Written task >>
Write out the full set of records below exactly.

Listing >>
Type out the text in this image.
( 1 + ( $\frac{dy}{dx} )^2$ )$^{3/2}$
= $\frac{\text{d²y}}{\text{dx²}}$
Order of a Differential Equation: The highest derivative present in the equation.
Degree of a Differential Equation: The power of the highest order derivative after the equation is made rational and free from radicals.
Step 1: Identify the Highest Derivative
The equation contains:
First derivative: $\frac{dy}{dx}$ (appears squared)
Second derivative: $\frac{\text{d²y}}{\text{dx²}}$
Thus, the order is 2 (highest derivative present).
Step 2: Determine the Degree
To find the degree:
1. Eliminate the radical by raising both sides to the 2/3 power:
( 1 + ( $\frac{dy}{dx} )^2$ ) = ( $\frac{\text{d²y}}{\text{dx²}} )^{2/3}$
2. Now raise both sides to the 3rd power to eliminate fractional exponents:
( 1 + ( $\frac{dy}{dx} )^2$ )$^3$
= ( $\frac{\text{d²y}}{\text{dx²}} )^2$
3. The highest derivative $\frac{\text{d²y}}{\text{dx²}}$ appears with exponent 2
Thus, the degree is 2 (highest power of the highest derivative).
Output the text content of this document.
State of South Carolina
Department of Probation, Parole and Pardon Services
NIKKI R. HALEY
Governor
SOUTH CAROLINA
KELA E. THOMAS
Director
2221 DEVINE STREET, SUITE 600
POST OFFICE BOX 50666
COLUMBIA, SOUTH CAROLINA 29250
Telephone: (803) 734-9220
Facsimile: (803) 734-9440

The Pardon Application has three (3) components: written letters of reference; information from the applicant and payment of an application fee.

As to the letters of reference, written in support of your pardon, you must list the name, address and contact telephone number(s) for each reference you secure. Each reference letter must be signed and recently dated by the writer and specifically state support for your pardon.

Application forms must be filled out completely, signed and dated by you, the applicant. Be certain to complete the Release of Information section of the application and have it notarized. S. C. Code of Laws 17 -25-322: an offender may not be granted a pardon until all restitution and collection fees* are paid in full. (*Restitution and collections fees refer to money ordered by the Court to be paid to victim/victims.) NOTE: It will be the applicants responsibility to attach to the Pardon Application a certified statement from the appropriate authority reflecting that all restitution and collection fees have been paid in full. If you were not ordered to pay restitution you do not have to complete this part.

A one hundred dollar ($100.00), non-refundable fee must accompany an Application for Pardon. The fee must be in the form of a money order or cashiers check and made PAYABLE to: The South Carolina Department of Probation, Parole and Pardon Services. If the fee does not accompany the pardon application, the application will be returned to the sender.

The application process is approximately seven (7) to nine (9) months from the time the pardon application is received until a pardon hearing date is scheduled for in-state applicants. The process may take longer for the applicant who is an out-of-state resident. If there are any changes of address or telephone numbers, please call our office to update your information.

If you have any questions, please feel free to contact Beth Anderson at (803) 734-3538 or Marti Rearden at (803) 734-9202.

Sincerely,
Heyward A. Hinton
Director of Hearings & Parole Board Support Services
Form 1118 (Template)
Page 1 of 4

Answer for this exercise >>
Type out the text in this image.
( 1 + ( $\frac{dy}{dx} )^2$ )$^{3/2}$
= $\frac{\text{d²y}}{\text{dx²}}$
Order of a Differential Equation: The highest derivative present in the equation.
Degree of a Differential Equation: The power of the highest order derivative after the equation is made rational and free from radicals.
Step 1: Identify the Highest Derivative
The equation contains:
First derivative: $\frac{dy}{dx}$ (appears squared)
Second derivative: $\frac{\text{d²y}}{\text{dx²}}$
Thus, the order is 2 (highest derivative present).
Step 2: Determine the Degree
To find the degree:
1. Eliminate the radical by raising both sides to the 2/3 power:
( 1 + ( $\frac{dy}{dx} )^2$ ) = ( $\frac{\text{d²y}}{\text{dx²}} )^{2/3}$
2. Now raise both sides to the 3rd power to eliminate fractional exponents:
( 1 + ( $\frac{dy}{dx} )^2$ )$^3$
= ( $\frac{\text{d²y}}{\text{dx²}} )^2$
3. The highest derivative $\frac{\text{d²y}}{\text{dx²}}$ appears with exponent 2
Thus, the degree is 2 (highest power of the highest derivative).
Output the text content of this document.
State of South Carolina
Department of Probation, Parole and Pardon Services
NIKKI R. HALEY
Governor
SOUTH CAROLINA
KELA E. THOMAS
Director
2221 DEVINE STREET, SUITE 600
POST OFFICE BOX 50666
COLUMBIA, SOUTH CAROLINA 29250
Telephone: (803) 734-9220
Facsimile: (803) 734-9440

The Pardon Application has three (3) components: written letters of reference; information from the applicant and payment of an application fee.

As to the letters of reference, written in support of your pardon, you must list the name, address and contact telephone number(s) for each reference you secure. Each reference letter must be signed and recently dated by the writer and specifically state support for your pardon.

Application forms must be filled out completely, signed and dated by you, the applicant. Be certain to complete the Release of Information section of the application and have it notarized. S. C. Code of Laws 17 -25-322: an offender may not be granted a pardon until all restitution and collection fees* are paid in full. (*Restitution and collections fees refer to money ordered by the Court to be paid to victim/victims.) NOTE: It will be the applicants responsibility to attach to the Pardon Application a certified statement from the appropriate authority reflecting that all restitution and collection fees have been paid in full. If you were not ordered to pay restitution you do not have to complete this part.

A one hundred dollar ($100.00), non-refundable fee must accompany an Application for Pardon. The fee must be in the form of a money order or cashiers check and made PAYABLE to: The South Carolina Department of Probation, Parole and Pardon Services. If the fee does not accompany the pardon application, the application will be returned to the sender.

The application process is approximately seven (7) to nine (9) months from the time the pardon application is received until a pardon hearing date is scheduled for in-state applicants. The process may take longer for the applicant who is an out-of-state resident. If there are any changes of address or telephone numbers, please call our office to update your information.

If you have any questions, please feel free to contact Beth Anderson at (803) 734-3538 or Marti Rearden at (803) 734-9202.

Sincerely,
Heyward A. Hinton
Director of Hearings & Parole Board Support Services
Form 1118 (Template)
Page 1 of 4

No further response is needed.